Work instruction
All the lines below should be set down exactly, with no picture carried into the copy.

Data extracts
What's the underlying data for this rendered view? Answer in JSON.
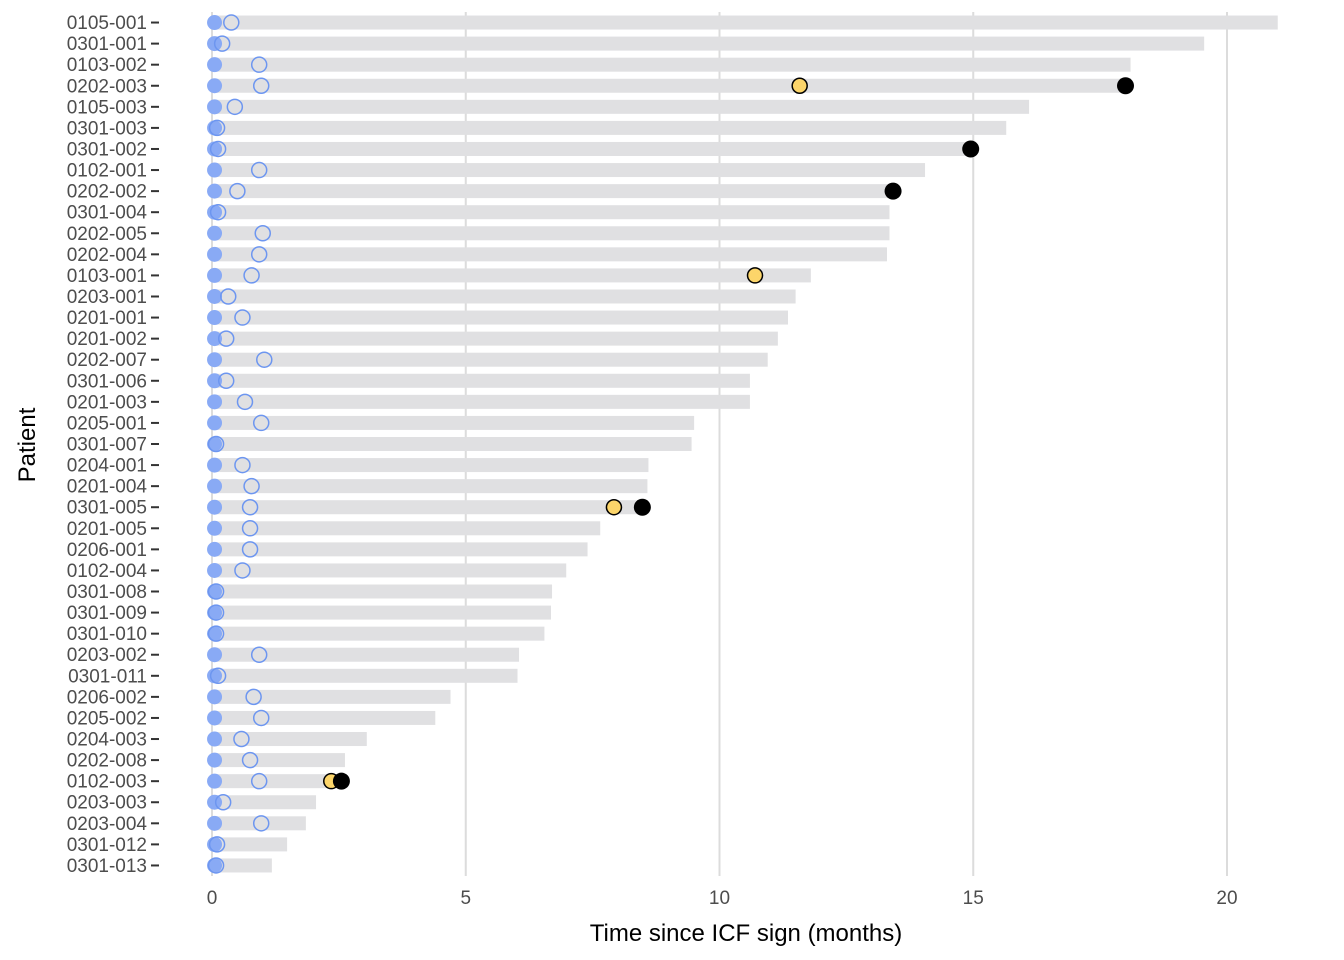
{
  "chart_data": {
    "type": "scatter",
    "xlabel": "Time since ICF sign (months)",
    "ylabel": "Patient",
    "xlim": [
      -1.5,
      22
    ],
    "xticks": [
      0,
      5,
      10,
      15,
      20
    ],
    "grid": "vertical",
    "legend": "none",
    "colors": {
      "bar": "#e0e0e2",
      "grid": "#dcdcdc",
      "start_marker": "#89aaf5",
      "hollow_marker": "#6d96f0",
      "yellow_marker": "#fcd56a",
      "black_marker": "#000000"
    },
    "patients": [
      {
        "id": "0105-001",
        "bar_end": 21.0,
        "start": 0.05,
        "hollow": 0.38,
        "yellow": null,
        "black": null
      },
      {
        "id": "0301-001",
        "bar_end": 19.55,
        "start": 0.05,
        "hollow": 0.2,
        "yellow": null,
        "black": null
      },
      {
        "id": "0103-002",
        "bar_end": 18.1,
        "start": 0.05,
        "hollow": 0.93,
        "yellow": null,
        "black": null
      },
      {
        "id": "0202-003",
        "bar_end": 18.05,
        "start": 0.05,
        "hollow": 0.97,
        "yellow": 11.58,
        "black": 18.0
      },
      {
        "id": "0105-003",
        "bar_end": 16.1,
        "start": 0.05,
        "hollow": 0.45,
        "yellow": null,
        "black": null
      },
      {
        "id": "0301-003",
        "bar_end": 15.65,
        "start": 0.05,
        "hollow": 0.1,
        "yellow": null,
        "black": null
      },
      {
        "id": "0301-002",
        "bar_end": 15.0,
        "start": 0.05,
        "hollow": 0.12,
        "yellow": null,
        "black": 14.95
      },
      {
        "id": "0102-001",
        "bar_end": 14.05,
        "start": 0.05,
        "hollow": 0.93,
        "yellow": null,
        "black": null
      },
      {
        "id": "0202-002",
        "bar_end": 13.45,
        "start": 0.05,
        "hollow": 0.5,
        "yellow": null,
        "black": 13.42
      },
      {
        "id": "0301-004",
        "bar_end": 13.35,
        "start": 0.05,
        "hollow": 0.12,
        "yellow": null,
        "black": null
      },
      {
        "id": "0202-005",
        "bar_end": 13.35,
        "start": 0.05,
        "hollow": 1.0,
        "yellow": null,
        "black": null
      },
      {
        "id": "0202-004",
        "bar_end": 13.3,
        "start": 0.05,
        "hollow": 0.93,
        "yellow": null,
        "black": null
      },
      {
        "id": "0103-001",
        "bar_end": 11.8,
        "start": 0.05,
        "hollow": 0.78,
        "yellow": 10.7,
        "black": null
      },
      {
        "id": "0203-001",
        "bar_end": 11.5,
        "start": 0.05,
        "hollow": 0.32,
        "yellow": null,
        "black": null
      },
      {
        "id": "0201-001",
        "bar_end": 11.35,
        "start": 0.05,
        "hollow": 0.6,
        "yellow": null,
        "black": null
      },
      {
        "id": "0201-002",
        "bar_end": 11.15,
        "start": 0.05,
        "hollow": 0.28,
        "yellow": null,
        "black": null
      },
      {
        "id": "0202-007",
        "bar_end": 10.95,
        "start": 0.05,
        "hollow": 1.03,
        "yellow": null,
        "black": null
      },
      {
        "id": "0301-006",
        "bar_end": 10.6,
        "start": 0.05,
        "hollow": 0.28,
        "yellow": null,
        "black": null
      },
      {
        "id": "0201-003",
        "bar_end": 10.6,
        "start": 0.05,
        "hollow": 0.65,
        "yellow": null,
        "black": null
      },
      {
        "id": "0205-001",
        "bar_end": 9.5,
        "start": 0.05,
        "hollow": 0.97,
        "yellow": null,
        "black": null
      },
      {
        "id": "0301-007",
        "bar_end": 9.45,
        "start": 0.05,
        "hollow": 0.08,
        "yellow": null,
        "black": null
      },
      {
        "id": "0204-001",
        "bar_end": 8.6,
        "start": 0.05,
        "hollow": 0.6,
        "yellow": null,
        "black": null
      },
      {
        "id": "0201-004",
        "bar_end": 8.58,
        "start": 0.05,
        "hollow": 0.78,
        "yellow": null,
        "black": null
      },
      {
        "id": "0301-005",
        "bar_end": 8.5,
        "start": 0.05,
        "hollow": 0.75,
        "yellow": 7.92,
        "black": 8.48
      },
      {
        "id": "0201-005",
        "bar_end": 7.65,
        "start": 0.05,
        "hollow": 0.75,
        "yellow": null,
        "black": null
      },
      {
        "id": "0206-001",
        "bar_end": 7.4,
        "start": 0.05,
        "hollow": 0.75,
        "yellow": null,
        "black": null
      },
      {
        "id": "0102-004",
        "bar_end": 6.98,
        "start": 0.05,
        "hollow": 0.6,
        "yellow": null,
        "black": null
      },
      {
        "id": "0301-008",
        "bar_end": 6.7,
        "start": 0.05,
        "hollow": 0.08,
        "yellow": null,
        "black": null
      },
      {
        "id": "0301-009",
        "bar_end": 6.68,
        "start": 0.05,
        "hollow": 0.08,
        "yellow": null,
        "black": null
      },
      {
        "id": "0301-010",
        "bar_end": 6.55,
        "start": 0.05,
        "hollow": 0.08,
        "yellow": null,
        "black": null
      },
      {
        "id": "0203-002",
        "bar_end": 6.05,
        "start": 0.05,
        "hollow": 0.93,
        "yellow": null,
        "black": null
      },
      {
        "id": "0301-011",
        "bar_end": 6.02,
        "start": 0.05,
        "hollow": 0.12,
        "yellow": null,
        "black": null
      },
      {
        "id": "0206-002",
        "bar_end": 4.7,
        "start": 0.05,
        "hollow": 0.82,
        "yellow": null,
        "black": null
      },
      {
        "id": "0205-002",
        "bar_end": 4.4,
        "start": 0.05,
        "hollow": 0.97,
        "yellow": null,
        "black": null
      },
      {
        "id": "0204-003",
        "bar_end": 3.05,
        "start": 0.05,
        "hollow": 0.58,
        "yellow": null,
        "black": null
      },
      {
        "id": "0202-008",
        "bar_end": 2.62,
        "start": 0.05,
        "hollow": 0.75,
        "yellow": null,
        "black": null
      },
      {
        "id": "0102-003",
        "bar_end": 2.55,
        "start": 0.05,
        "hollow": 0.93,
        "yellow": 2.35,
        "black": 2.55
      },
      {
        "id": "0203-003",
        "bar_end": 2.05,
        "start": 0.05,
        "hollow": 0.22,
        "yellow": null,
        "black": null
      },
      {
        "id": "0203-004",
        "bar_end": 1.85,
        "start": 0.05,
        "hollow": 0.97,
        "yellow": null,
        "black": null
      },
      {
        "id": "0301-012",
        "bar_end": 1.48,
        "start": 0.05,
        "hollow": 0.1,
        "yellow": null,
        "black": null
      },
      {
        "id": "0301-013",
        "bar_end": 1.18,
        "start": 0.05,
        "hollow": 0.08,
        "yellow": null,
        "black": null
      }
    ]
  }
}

Response to the exercise
What's the underlying data for this rendered view? Answer in JSON.
{
  "chart_data": {
    "type": "scatter",
    "xlabel": "Time since ICF sign (months)",
    "ylabel": "Patient",
    "xlim": [
      -1.5,
      22
    ],
    "xticks": [
      0,
      5,
      10,
      15,
      20
    ],
    "grid": "vertical",
    "legend": "none",
    "colors": {
      "bar": "#e0e0e2",
      "grid": "#dcdcdc",
      "start_marker": "#89aaf5",
      "hollow_marker": "#6d96f0",
      "yellow_marker": "#fcd56a",
      "black_marker": "#000000"
    },
    "patients": [
      {
        "id": "0105-001",
        "bar_end": 21.0,
        "start": 0.05,
        "hollow": 0.38,
        "yellow": null,
        "black": null
      },
      {
        "id": "0301-001",
        "bar_end": 19.55,
        "start": 0.05,
        "hollow": 0.2,
        "yellow": null,
        "black": null
      },
      {
        "id": "0103-002",
        "bar_end": 18.1,
        "start": 0.05,
        "hollow": 0.93,
        "yellow": null,
        "black": null
      },
      {
        "id": "0202-003",
        "bar_end": 18.05,
        "start": 0.05,
        "hollow": 0.97,
        "yellow": 11.58,
        "black": 18.0
      },
      {
        "id": "0105-003",
        "bar_end": 16.1,
        "start": 0.05,
        "hollow": 0.45,
        "yellow": null,
        "black": null
      },
      {
        "id": "0301-003",
        "bar_end": 15.65,
        "start": 0.05,
        "hollow": 0.1,
        "yellow": null,
        "black": null
      },
      {
        "id": "0301-002",
        "bar_end": 15.0,
        "start": 0.05,
        "hollow": 0.12,
        "yellow": null,
        "black": 14.95
      },
      {
        "id": "0102-001",
        "bar_end": 14.05,
        "start": 0.05,
        "hollow": 0.93,
        "yellow": null,
        "black": null
      },
      {
        "id": "0202-002",
        "bar_end": 13.45,
        "start": 0.05,
        "hollow": 0.5,
        "yellow": null,
        "black": 13.42
      },
      {
        "id": "0301-004",
        "bar_end": 13.35,
        "start": 0.05,
        "hollow": 0.12,
        "yellow": null,
        "black": null
      },
      {
        "id": "0202-005",
        "bar_end": 13.35,
        "start": 0.05,
        "hollow": 1.0,
        "yellow": null,
        "black": null
      },
      {
        "id": "0202-004",
        "bar_end": 13.3,
        "start": 0.05,
        "hollow": 0.93,
        "yellow": null,
        "black": null
      },
      {
        "id": "0103-001",
        "bar_end": 11.8,
        "start": 0.05,
        "hollow": 0.78,
        "yellow": 10.7,
        "black": null
      },
      {
        "id": "0203-001",
        "bar_end": 11.5,
        "start": 0.05,
        "hollow": 0.32,
        "yellow": null,
        "black": null
      },
      {
        "id": "0201-001",
        "bar_end": 11.35,
        "start": 0.05,
        "hollow": 0.6,
        "yellow": null,
        "black": null
      },
      {
        "id": "0201-002",
        "bar_end": 11.15,
        "start": 0.05,
        "hollow": 0.28,
        "yellow": null,
        "black": null
      },
      {
        "id": "0202-007",
        "bar_end": 10.95,
        "start": 0.05,
        "hollow": 1.03,
        "yellow": null,
        "black": null
      },
      {
        "id": "0301-006",
        "bar_end": 10.6,
        "start": 0.05,
        "hollow": 0.28,
        "yellow": null,
        "black": null
      },
      {
        "id": "0201-003",
        "bar_end": 10.6,
        "start": 0.05,
        "hollow": 0.65,
        "yellow": null,
        "black": null
      },
      {
        "id": "0205-001",
        "bar_end": 9.5,
        "start": 0.05,
        "hollow": 0.97,
        "yellow": null,
        "black": null
      },
      {
        "id": "0301-007",
        "bar_end": 9.45,
        "start": 0.05,
        "hollow": 0.08,
        "yellow": null,
        "black": null
      },
      {
        "id": "0204-001",
        "bar_end": 8.6,
        "start": 0.05,
        "hollow": 0.6,
        "yellow": null,
        "black": null
      },
      {
        "id": "0201-004",
        "bar_end": 8.58,
        "start": 0.05,
        "hollow": 0.78,
        "yellow": null,
        "black": null
      },
      {
        "id": "0301-005",
        "bar_end": 8.5,
        "start": 0.05,
        "hollow": 0.75,
        "yellow": 7.92,
        "black": 8.48
      },
      {
        "id": "0201-005",
        "bar_end": 7.65,
        "start": 0.05,
        "hollow": 0.75,
        "yellow": null,
        "black": null
      },
      {
        "id": "0206-001",
        "bar_end": 7.4,
        "start": 0.05,
        "hollow": 0.75,
        "yellow": null,
        "black": null
      },
      {
        "id": "0102-004",
        "bar_end": 6.98,
        "start": 0.05,
        "hollow": 0.6,
        "yellow": null,
        "black": null
      },
      {
        "id": "0301-008",
        "bar_end": 6.7,
        "start": 0.05,
        "hollow": 0.08,
        "yellow": null,
        "black": null
      },
      {
        "id": "0301-009",
        "bar_end": 6.68,
        "start": 0.05,
        "hollow": 0.08,
        "yellow": null,
        "black": null
      },
      {
        "id": "0301-010",
        "bar_end": 6.55,
        "start": 0.05,
        "hollow": 0.08,
        "yellow": null,
        "black": null
      },
      {
        "id": "0203-002",
        "bar_end": 6.05,
        "start": 0.05,
        "hollow": 0.93,
        "yellow": null,
        "black": null
      },
      {
        "id": "0301-011",
        "bar_end": 6.02,
        "start": 0.05,
        "hollow": 0.12,
        "yellow": null,
        "black": null
      },
      {
        "id": "0206-002",
        "bar_end": 4.7,
        "start": 0.05,
        "hollow": 0.82,
        "yellow": null,
        "black": null
      },
      {
        "id": "0205-002",
        "bar_end": 4.4,
        "start": 0.05,
        "hollow": 0.97,
        "yellow": null,
        "black": null
      },
      {
        "id": "0204-003",
        "bar_end": 3.05,
        "start": 0.05,
        "hollow": 0.58,
        "yellow": null,
        "black": null
      },
      {
        "id": "0202-008",
        "bar_end": 2.62,
        "start": 0.05,
        "hollow": 0.75,
        "yellow": null,
        "black": null
      },
      {
        "id": "0102-003",
        "bar_end": 2.55,
        "start": 0.05,
        "hollow": 0.93,
        "yellow": 2.35,
        "black": 2.55
      },
      {
        "id": "0203-003",
        "bar_end": 2.05,
        "start": 0.05,
        "hollow": 0.22,
        "yellow": null,
        "black": null
      },
      {
        "id": "0203-004",
        "bar_end": 1.85,
        "start": 0.05,
        "hollow": 0.97,
        "yellow": null,
        "black": null
      },
      {
        "id": "0301-012",
        "bar_end": 1.48,
        "start": 0.05,
        "hollow": 0.1,
        "yellow": null,
        "black": null
      },
      {
        "id": "0301-013",
        "bar_end": 1.18,
        "start": 0.05,
        "hollow": 0.08,
        "yellow": null,
        "black": null
      }
    ]
  }
}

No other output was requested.